═════ Texte ═════
L'autre visage du trafic d’esclaves sexuels : celui des hommes<!-- --> | Atlantico.fr
Atlantico, c'est qui, c'est quoi ?
Newsletter
Décryptages
Pépites
Dossiers
Rendez-vous
Atlantico-Light
Vidéos
Podcasts
Société
Ashton Kutcher joue un gigolo dans Toy Boy, sorti en salles en 2009 (illustration).
Ashton Kutcher joue un gigolo dans Toy Boy, sorti en salles en 2009 (illustration).
©Reuters

Journée de la femme

Alors que l'Office central pour la répression de la traite des êtres humains assure que 20% de la prostitution en France concernerait les hommes, petit focus sur un phénomène trop souvent ignoré.

Lilian Mathieu

Lilian Mathieu

Lilian Mathieu est sociologue, directeur de recherche au CNRS (Centre Max-Weber, ENS de Lyon). Il a publié de nombreux ouvrages sur la prostitution, dont il est l’un des principaux spécialistes français, parmi lesquels Prostitution et sida (L’Harmattan, 2000), Mobilisations de prostituées (Belin, 2001), La Condition prostituée (Textuel, 2007) et La Fin du tapin. Sociologie de la croisade pour l’abolition de la prostitution (François Bourin, 2014).

Voir la bio »

Atlantico : Selon les chiffres publiés par l’Office central pour la répression de la traite des êtres humains, la prostitution masculine représenterait 20% du total de la prostitution en France. Sous quelles formes cette prostitution existe-t-elle ? Qui sont les personnes concernées ?

Lilian Mathieu : La prostitution masculine existe sous diverses formes qui s’adressent à différentes clientèles. Ainsi, en marge des lieux de drague homosexuelle, il existe une prostitution de jeunes hommes à l’apparence masculine qui peuvent monnayer leurs charmes, souvent auprès d’hommes plus âgés. Il y a aussi, et surtout, une prostitution d’hommes à l’apparence féminine, avec des degrés divers de transformation. Ce sont des travestis ou des transsexuels, qui exercent pour une clientèle hétérosexuelle qui est à la recherche de la réalisation de certains fantasmes, d’exotisme, et qui est prête à payer des hommes avec une apparence féminine.
═════ Données enregistrées ═════
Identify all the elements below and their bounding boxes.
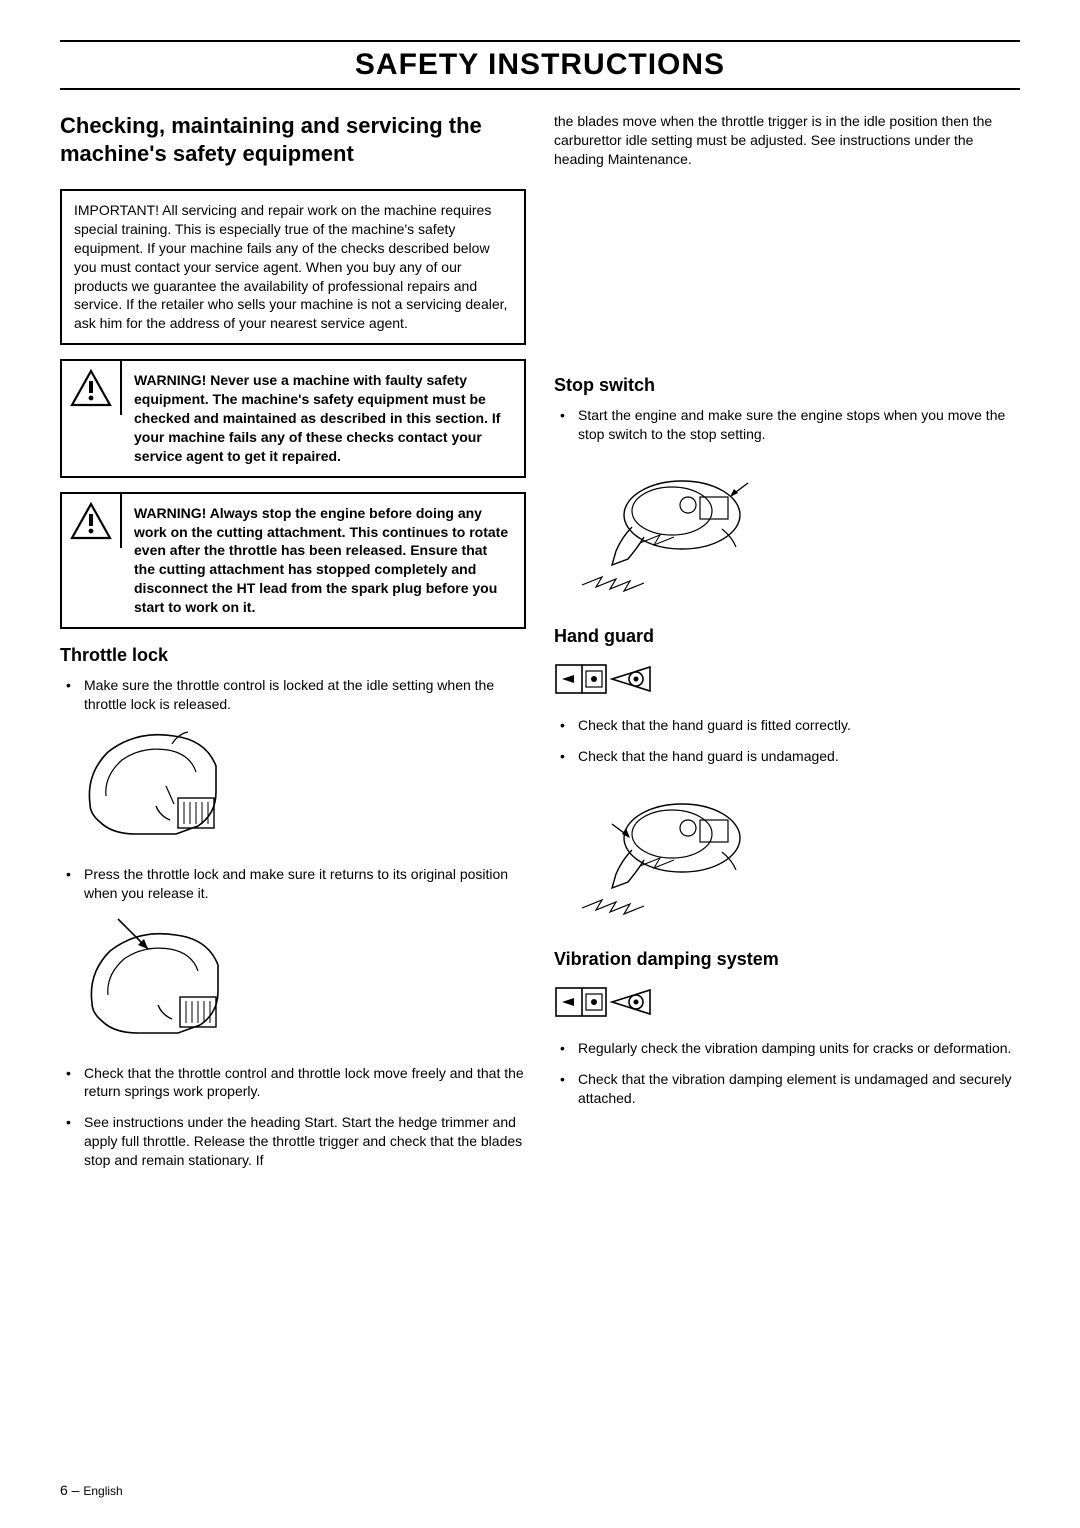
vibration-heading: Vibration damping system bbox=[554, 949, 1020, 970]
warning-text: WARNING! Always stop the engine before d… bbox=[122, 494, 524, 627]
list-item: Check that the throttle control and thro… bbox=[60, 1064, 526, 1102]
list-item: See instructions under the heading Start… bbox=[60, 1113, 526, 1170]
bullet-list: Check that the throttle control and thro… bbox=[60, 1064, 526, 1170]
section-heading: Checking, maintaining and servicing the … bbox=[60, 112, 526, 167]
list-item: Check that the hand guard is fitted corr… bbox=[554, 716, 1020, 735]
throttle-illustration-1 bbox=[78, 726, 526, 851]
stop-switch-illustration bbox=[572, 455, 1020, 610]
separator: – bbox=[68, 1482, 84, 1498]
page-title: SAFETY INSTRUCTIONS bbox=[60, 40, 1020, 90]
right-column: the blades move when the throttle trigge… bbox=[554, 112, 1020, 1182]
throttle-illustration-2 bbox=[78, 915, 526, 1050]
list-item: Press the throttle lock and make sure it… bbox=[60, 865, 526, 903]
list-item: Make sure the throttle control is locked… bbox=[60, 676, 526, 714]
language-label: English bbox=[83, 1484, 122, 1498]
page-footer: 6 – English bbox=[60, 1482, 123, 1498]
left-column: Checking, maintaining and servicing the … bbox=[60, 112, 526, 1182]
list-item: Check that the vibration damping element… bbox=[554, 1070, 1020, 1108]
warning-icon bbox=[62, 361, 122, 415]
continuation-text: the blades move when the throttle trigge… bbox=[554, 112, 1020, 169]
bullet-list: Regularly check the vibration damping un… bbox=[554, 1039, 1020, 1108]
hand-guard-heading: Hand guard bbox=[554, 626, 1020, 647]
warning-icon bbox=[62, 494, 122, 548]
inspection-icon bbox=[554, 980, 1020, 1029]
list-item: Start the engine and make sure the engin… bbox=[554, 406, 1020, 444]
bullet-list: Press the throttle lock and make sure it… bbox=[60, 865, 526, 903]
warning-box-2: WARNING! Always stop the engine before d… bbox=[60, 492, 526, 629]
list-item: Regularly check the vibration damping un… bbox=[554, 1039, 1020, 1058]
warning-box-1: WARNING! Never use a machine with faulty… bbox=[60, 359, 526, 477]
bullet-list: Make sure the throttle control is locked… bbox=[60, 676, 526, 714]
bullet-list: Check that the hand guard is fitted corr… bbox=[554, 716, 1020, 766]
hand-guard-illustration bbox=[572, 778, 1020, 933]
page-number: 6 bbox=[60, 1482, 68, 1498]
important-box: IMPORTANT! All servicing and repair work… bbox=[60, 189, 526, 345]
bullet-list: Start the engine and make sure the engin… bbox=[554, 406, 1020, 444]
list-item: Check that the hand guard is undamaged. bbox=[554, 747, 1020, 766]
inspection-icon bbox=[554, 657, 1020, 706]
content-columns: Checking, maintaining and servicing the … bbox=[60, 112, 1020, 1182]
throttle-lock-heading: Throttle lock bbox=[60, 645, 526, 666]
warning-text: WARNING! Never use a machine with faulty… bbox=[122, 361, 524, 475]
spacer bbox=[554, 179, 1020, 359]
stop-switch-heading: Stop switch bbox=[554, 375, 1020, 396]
═════
### Exercice proposé
Recopiez fidèlement le passage de l'article sur la prostitution masculine qui commence par « Alors que l'Office » et se poursuit jusqu'à « trop souvent ignoré. ».

### Réponse attendue
Alors que l'Office central pour la répression de la traite des êtres humains assure que 20% de la prostitution en France concernerait les hommes, petit focus sur un phénomène trop souvent ignoré.